Hong Kong on a budget: affordable luxuries and joys

Hong Kong is exciting, luxurious and awesome. And expensive. Or lets put it this way, it can be very expensive. I put together my tips for affordable to-do’s in Hong Kong. Don’t get me wrong, I am more than willing to invest a lot in my travels, but I find it only sensible to balance the bit more costly pleasures (such as the super delicious fine dining Beijing duck dinner) with joys that are a bit more lenient to one’s wallet and travel budget. And as I am constantly planning my next trip being budget-aware pays off and in its part makes the future travels possible.


As a general tip, plan your day. At least roughly. Plan the course of your day trip and the route and when and where you can stop for a lunch break. If you’ll be gone for several hours for example when hiking on a mountain, take some high energy snacks with you. This way you’ll be the same joyful travel companion as in the beginning of the day and you won’t have to pay an overtly steep price in the possible only kiosk of the area.

And then to Hong Kong experiences. My favorite boat trip is the ride on the Star Ferry. It is unquestionably the cruise with the best quality-price ratio: the cost is 2.50 HKD for an adult and you get to see the skyscrapers, mountains and the city’s coastline and in the late afternoon the view that turns slightly hazy, soft and all so captivating. The boat ride from Tsim Sha Tsui to Central takes less than fifteen minutes. Highly recommendable.

Given request 1 –
Write out the stretch of the Hong Kong budget text from "And then to" through "minutes. Highly recommendable." again, changing "Star Ferry" to "ferry".
Given request 2 –
Write what comes next in the Hong Kong budget text, starting after its last sentence.
The records that follow have no connection to the Hong Kong budget text.

Boxed element entries

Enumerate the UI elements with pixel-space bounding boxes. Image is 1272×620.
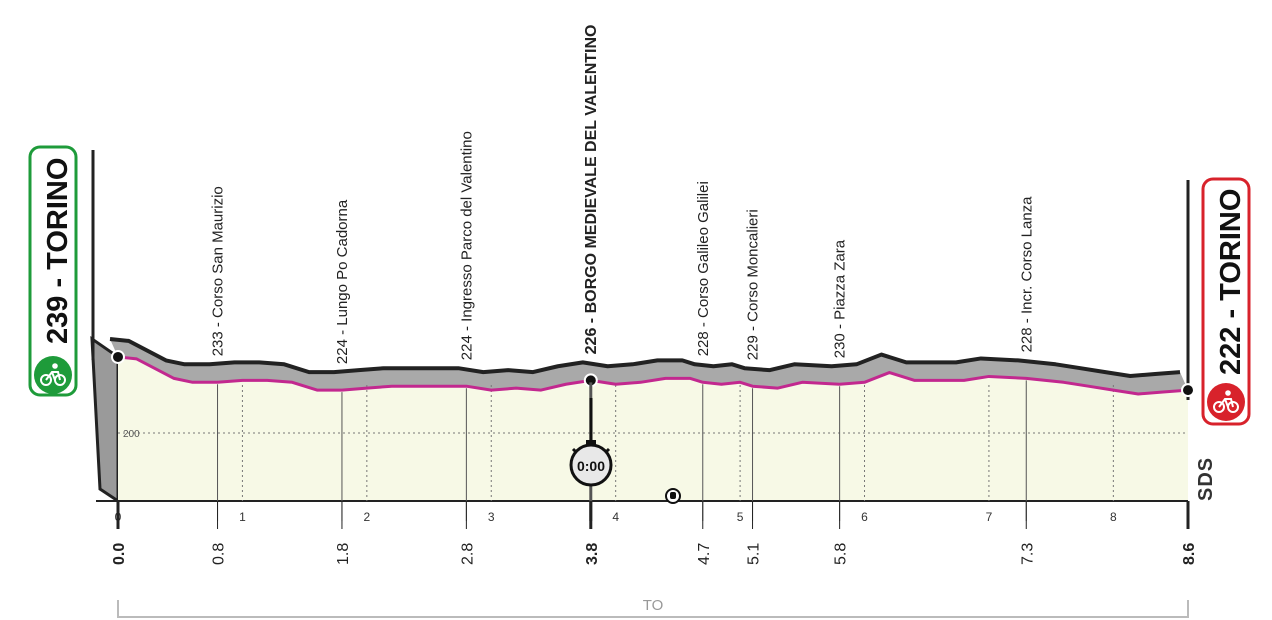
waypoint-label: 230 - Piazza Zara — [832, 239, 849, 358]
distance-label: 7.3 — [1019, 543, 1036, 565]
route-polyline — [117, 355, 1189, 396]
city-bracket-label: TO — [643, 597, 664, 614]
grid — [118, 385, 1188, 501]
waypoint-label: 229 - Corso Moncalieri — [745, 209, 762, 360]
km-tick-label: 2 — [363, 510, 370, 524]
distance-label: 5.8 — [833, 543, 850, 565]
profile-shade-edge — [109, 336, 1181, 378]
km-tick-label: 6 — [861, 510, 868, 524]
profile-side-wall — [90, 335, 120, 504]
distance-label: 0.0 — [111, 543, 128, 565]
km-tick-label: 4 — [612, 510, 619, 524]
distance-label: 5.1 — [746, 543, 763, 565]
start-badge-frame — [28, 145, 78, 397]
km-tick-label: 1 — [239, 510, 246, 524]
distance-label: 3.8 — [584, 543, 601, 565]
cyclist-icon — [40, 363, 66, 386]
stopwatch-icon: 0:00 — [569, 398, 613, 487]
sponsor-logo: SDS — [1195, 457, 1217, 501]
km-tick-label: 8 — [1110, 510, 1117, 524]
km-tick-label: 5 — [737, 510, 744, 524]
km-ticks: 012345678 — [115, 510, 1117, 524]
waypoint-label: 224 - Lungo Po Cadorna — [334, 199, 351, 364]
start-label: 239 - TORINO — [42, 158, 74, 344]
waypoint-label: 228 - Corso Galileo Galilei — [695, 181, 712, 356]
distance-label: 8.6 — [1181, 543, 1198, 565]
altitude-label: 200 — [123, 429, 140, 440]
timecheck-label: 0:00 — [577, 458, 605, 474]
distance-label: 1.8 — [335, 543, 352, 565]
distance-label: 4.7 — [696, 543, 713, 565]
route-line — [111, 349, 1195, 398]
waypoint-label: 226 - BORGO MEDIEVALE DEL VALENTINO — [583, 25, 600, 355]
finish-label: 222 - TORINO — [1215, 189, 1247, 375]
finish-badge-frame — [1201, 177, 1251, 426]
finish-point — [1181, 383, 1195, 398]
city-bracket: TO — [117, 597, 1189, 618]
distance-label: 0.8 — [211, 543, 228, 565]
distance-label: 2.8 — [459, 543, 476, 565]
start-point — [111, 349, 125, 364]
cyclist-icon — [1213, 390, 1239, 413]
km-tick-label: 7 — [986, 510, 993, 524]
waypoints: 233 - Corso San Maurizio 224 - Lungo Po C… — [210, 25, 1035, 521]
start-badge: 239 - TORINO — [28, 145, 78, 397]
waypoint-label: 228 - Incr. Corso Lanza — [1018, 196, 1035, 353]
waypoint-label: 233 - Corso San Maurizio — [210, 186, 227, 356]
tunnel-icon — [665, 488, 681, 504]
finish-badge: 222 - TORINO — [1201, 177, 1251, 426]
distance-labels: 0.0 0.8 1.8 2.8 3.8 4.7 5.1 5.8 7.3 8.6 — [111, 501, 1198, 565]
waypoint-label: 224 - Ingresso Parco del Valentino — [458, 131, 475, 360]
profile-area — [118, 356, 1188, 501]
km-tick-label: 3 — [488, 510, 495, 524]
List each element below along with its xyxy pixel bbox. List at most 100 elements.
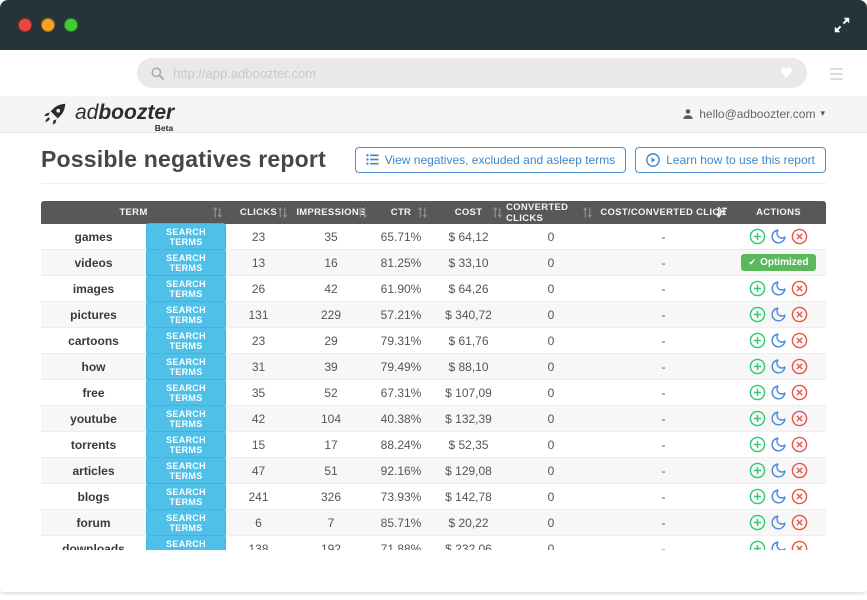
term-label: forum: [76, 515, 111, 530]
sleep-moon-icon[interactable]: [770, 462, 787, 479]
cost-per-converted-click-value: -: [661, 333, 666, 348]
sort-icon[interactable]: [358, 207, 367, 221]
negatives-table: TERM CLICKS IMPRESSIONS CTR COST: [41, 201, 826, 550]
add-circle-icon[interactable]: [749, 488, 766, 505]
cost-per-converted-click-value: -: [661, 385, 666, 400]
exclude-circle-icon[interactable]: [791, 280, 808, 297]
column-header-cost-per-converted-click[interactable]: COST/CONVERTED CLICK: [596, 201, 731, 224]
clicks-value: 31: [251, 359, 266, 374]
search-terms-button[interactable]: SEARCH TERMS: [146, 404, 226, 433]
sleep-moon-icon[interactable]: [770, 228, 787, 245]
exclude-circle-icon[interactable]: [791, 332, 808, 349]
exclude-circle-icon[interactable]: [791, 306, 808, 323]
add-circle-icon[interactable]: [749, 410, 766, 427]
clicks-value: 23: [251, 229, 266, 244]
ctr-value: 79.49%: [380, 359, 422, 374]
view-negatives-button[interactable]: View negatives, excluded and asleep term…: [354, 146, 627, 173]
search-terms-button[interactable]: SEARCH TERMS: [146, 300, 226, 329]
add-circle-icon[interactable]: [749, 306, 766, 323]
sleep-moon-icon[interactable]: [770, 514, 787, 531]
add-circle-icon[interactable]: [749, 280, 766, 297]
sort-desc-active-icon[interactable]: [716, 207, 727, 221]
column-header-term[interactable]: TERM: [41, 201, 226, 224]
address-bar[interactable]: http://app.adboozter.com ♥: [137, 58, 807, 88]
search-terms-button[interactable]: SEARCH TERMS: [146, 352, 226, 381]
search-terms-button[interactable]: SEARCH TERMS: [146, 534, 226, 550]
add-circle-icon[interactable]: [749, 514, 766, 531]
column-header-ctr[interactable]: CTR: [371, 201, 431, 224]
add-circle-icon[interactable]: [749, 332, 766, 349]
term-label: free: [82, 385, 105, 400]
term-label: games: [74, 229, 113, 244]
url-text: http://app.adboozter.com: [173, 65, 317, 81]
exclude-circle-icon[interactable]: [791, 540, 808, 550]
add-circle-icon[interactable]: [749, 384, 766, 401]
search-terms-button[interactable]: SEARCH TERMS: [146, 326, 226, 355]
search-terms-button[interactable]: SEARCH TERMS: [146, 456, 226, 485]
sort-icon[interactable]: [583, 207, 592, 221]
exclude-circle-icon[interactable]: [791, 462, 808, 479]
sleep-moon-icon[interactable]: [770, 306, 787, 323]
rocket-icon: [44, 103, 66, 125]
cost-value: $ 142,78: [445, 489, 492, 504]
cost-per-converted-click-value: -: [661, 307, 666, 322]
sleep-moon-icon[interactable]: [770, 280, 787, 297]
converted-clicks-value: 0: [547, 255, 555, 270]
page-content: Possible negatives report View negatives…: [0, 133, 867, 550]
sleep-moon-icon[interactable]: [770, 384, 787, 401]
sleep-moon-icon[interactable]: [770, 358, 787, 375]
minimize-window-icon[interactable]: [41, 18, 55, 32]
sleep-moon-icon[interactable]: [770, 540, 787, 550]
exclude-circle-icon[interactable]: [791, 488, 808, 505]
exclude-circle-icon[interactable]: [791, 410, 808, 427]
cost-per-converted-click-value: -: [661, 255, 666, 270]
term-label: articles: [72, 463, 115, 478]
search-terms-button[interactable]: SEARCH TERMS: [146, 430, 226, 459]
beta-label: Beta: [154, 123, 174, 133]
exclude-circle-icon[interactable]: [791, 358, 808, 375]
column-header-impressions[interactable]: IMPRESSIONS: [291, 201, 371, 224]
sleep-moon-icon[interactable]: [770, 410, 787, 427]
sort-icon[interactable]: [213, 207, 222, 221]
converted-clicks-value: 0: [547, 359, 555, 374]
expand-icon[interactable]: [833, 16, 851, 34]
close-window-icon[interactable]: [18, 18, 32, 32]
learn-report-button[interactable]: Learn how to use this report: [635, 146, 826, 173]
column-header-clicks[interactable]: CLICKS: [226, 201, 291, 224]
exclude-circle-icon[interactable]: [791, 514, 808, 531]
add-circle-icon[interactable]: [749, 358, 766, 375]
exclude-circle-icon[interactable]: [791, 436, 808, 453]
column-header-cost[interactable]: COST: [431, 201, 506, 224]
sort-icon[interactable]: [278, 207, 287, 221]
ctr-value: 57.21%: [380, 307, 422, 322]
sort-icon[interactable]: [418, 207, 427, 221]
add-circle-icon[interactable]: [749, 540, 766, 550]
search-terms-button[interactable]: SEARCH TERMS: [146, 508, 226, 537]
search-terms-button[interactable]: SEARCH TERMS: [146, 378, 226, 407]
exclude-circle-icon[interactable]: [791, 384, 808, 401]
adboozter-logo[interactable]: adboozter Beta: [42, 101, 174, 132]
add-circle-icon[interactable]: [749, 462, 766, 479]
clicks-value: 6: [255, 515, 262, 530]
user-menu[interactable]: hello@adboozter.com ▾: [682, 107, 825, 121]
search-terms-button[interactable]: SEARCH TERMS: [146, 222, 226, 251]
app-header: adboozter Beta hello@adboozter.com ▾: [0, 96, 867, 133]
browser-url-row: http://app.adboozter.com ♥: [0, 50, 867, 96]
add-circle-icon[interactable]: [749, 228, 766, 245]
column-header-actions: ACTIONS: [756, 207, 801, 218]
sleep-moon-icon[interactable]: [770, 488, 787, 505]
search-terms-button[interactable]: SEARCH TERMS: [146, 274, 226, 303]
search-terms-button[interactable]: SEARCH TERMS: [146, 482, 226, 511]
search-terms-button[interactable]: SEARCH TERMS: [146, 248, 226, 277]
heart-icon[interactable]: ♥: [779, 63, 793, 82]
browser-menu-icon[interactable]: [830, 68, 843, 83]
add-circle-icon[interactable]: [749, 436, 766, 453]
sleep-moon-icon[interactable]: [770, 332, 787, 349]
term-label: how: [81, 359, 106, 374]
row-actions: [749, 514, 808, 531]
zoom-window-icon[interactable]: [64, 18, 78, 32]
sort-icon[interactable]: [493, 207, 502, 221]
sleep-moon-icon[interactable]: [770, 436, 787, 453]
column-header-converted-clicks[interactable]: CONVERTED CLICKS: [506, 201, 596, 224]
exclude-circle-icon[interactable]: [791, 228, 808, 245]
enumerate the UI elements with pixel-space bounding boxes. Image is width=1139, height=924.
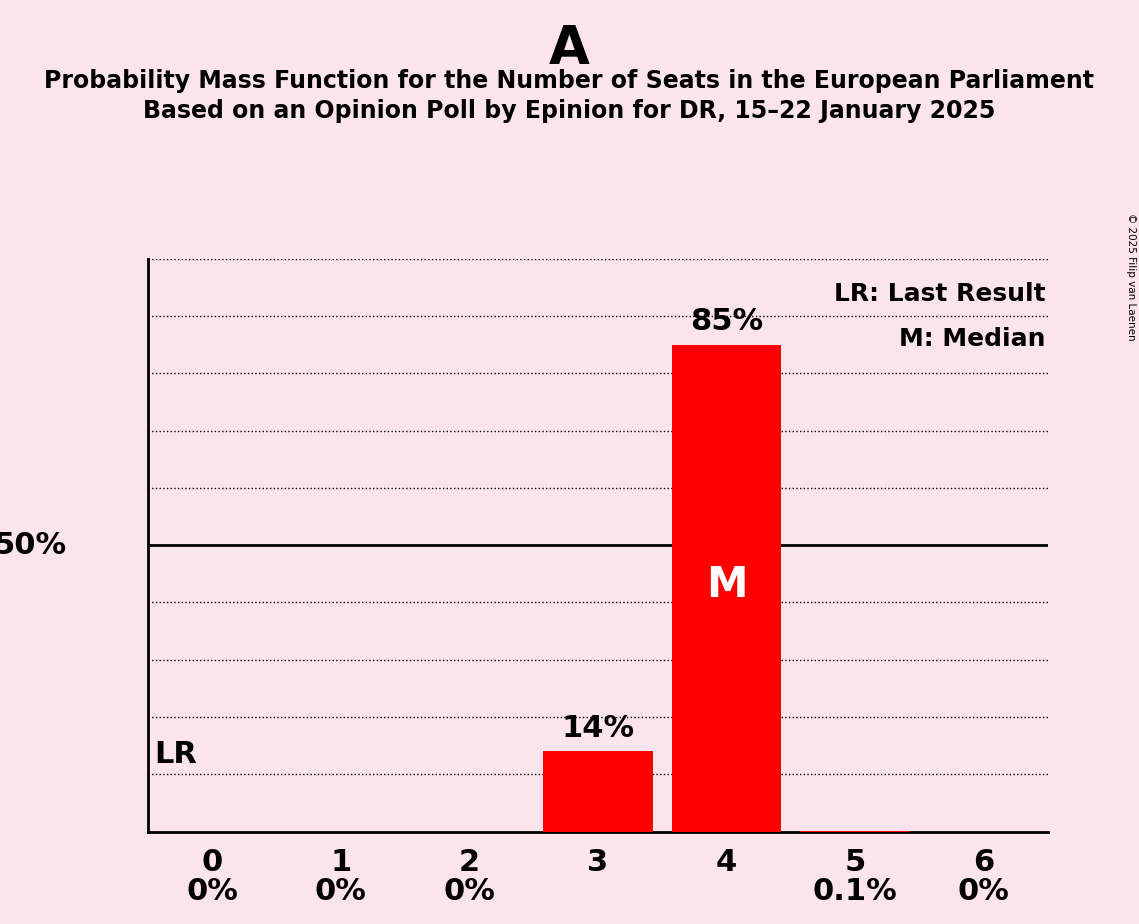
Text: 0%: 0%: [316, 878, 367, 906]
Text: Based on an Opinion Poll by Epinion for DR, 15–22 January 2025: Based on an Opinion Poll by Epinion for …: [144, 99, 995, 123]
Text: 0%: 0%: [187, 878, 238, 906]
Text: © 2025 Filip van Laenen: © 2025 Filip van Laenen: [1126, 213, 1136, 341]
Text: A: A: [549, 23, 590, 75]
Text: 50%: 50%: [0, 530, 67, 560]
Text: LR: Last Result: LR: Last Result: [834, 282, 1046, 306]
Text: 0.1%: 0.1%: [813, 878, 898, 906]
Bar: [672, 345, 781, 832]
Text: 0%: 0%: [958, 878, 1009, 906]
Text: M: M: [706, 565, 747, 606]
Text: Probability Mass Function for the Number of Seats in the European Parliament: Probability Mass Function for the Number…: [44, 69, 1095, 93]
Bar: [543, 751, 653, 832]
Text: LR: LR: [155, 739, 197, 769]
Text: 85%: 85%: [690, 307, 763, 336]
Text: 0%: 0%: [443, 878, 495, 906]
Text: M: Median: M: Median: [899, 327, 1046, 351]
Text: 14%: 14%: [562, 714, 634, 743]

Right answer 1 –
And then to Hong Kong experiences. My favorite boat trip is the ride on the ferry. It is unquestionably the cruise with the best quality-price ratio: the cost is 2.50 HKD for an adult and you get to see the skyscrapers, mountains and the city’s coastline and in the late afternoon the view that turns slightly hazy, soft and all so captivating. The boat ride from Tsim Sha Tsui to Central takes less than fifteen minutes. Highly recommendable.

Right answer 2 –
My favorite hike is the climb to the peak, the Victoria Peak, the highest point on the Hong Kong Island. The views that open from the top are dazzling; one answer to the question why I love to travel. There is a Peak Tram that can take you all the way up, but I prefer to hike my way to the top. When we passed the start point, the queues to the tram were really long and not tempting at all. The walk from the ground level to the summit takes approximately an hour and fifteen minutes and along one of the routes you can marvel at the old tram stops on the hillside. We went in to the anvil shaped Peak Tower for the best views: the admission to the sky terrace for two people is 96 HK$.



If hiking is your thing you might also enjoy the climb to the Tian Tan Buddha on the Lantau Island. There is a cable car going to the Buddha but you might already have guessed correctly, we chose to go by foot. Around three hours later we arrived to the 23 metre high bronze Buddha, after passing by a few monks and heavy weight buffalos (yes). It was a bit funny: the other hikers we saw along the way had proper outdoor gear and wandering sticks. And then there was me, equipped with a leather jacket and some sweet mango juice.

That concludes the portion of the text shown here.